Provide nothing beyond the count of lines that include the string "Дніпропетровська".

++++++++++

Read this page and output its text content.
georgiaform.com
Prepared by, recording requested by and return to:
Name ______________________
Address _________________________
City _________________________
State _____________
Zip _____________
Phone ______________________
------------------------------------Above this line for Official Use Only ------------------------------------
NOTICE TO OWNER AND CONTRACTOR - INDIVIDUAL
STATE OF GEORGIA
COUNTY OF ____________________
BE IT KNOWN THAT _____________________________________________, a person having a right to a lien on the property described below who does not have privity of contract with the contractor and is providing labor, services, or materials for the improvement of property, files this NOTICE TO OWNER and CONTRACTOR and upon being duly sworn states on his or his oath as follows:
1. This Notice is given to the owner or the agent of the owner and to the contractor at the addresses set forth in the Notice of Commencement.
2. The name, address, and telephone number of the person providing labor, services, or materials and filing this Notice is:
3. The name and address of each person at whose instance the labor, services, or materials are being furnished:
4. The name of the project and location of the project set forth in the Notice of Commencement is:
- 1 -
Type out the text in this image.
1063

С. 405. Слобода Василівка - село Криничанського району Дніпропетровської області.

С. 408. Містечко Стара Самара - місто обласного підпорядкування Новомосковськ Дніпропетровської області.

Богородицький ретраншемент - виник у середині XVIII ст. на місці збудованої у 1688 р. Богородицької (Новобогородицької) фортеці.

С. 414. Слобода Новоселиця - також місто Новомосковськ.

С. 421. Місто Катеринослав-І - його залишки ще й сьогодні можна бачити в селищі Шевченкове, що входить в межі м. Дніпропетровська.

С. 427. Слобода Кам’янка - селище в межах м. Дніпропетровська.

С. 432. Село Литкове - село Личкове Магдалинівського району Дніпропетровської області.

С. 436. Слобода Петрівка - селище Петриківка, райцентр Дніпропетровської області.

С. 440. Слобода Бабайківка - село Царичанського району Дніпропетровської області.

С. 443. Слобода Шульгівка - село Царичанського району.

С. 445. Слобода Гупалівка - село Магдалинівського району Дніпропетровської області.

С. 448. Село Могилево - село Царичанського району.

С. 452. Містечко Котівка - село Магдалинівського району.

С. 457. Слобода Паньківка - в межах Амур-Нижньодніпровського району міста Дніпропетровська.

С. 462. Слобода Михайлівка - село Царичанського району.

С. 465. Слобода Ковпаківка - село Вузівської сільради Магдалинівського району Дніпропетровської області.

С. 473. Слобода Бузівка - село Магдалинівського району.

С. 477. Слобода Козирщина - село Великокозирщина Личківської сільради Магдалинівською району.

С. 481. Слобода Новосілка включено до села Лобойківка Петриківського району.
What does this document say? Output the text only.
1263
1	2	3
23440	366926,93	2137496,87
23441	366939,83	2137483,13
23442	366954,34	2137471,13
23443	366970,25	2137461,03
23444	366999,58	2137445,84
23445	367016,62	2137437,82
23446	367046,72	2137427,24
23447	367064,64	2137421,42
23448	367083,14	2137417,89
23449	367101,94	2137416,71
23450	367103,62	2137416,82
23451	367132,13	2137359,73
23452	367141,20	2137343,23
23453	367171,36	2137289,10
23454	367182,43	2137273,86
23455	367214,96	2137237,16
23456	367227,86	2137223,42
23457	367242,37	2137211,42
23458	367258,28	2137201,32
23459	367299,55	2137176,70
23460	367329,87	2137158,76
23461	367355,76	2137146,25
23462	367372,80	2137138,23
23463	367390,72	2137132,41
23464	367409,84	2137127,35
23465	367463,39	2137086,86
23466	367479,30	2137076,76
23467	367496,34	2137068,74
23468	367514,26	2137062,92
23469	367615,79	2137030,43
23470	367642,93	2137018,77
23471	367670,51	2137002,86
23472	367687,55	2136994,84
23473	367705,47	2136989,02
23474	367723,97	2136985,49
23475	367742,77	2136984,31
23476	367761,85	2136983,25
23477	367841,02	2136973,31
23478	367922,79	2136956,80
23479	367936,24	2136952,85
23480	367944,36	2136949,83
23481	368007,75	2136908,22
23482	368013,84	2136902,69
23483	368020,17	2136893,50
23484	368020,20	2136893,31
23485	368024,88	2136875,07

++++++++++

**Exercise output**. 3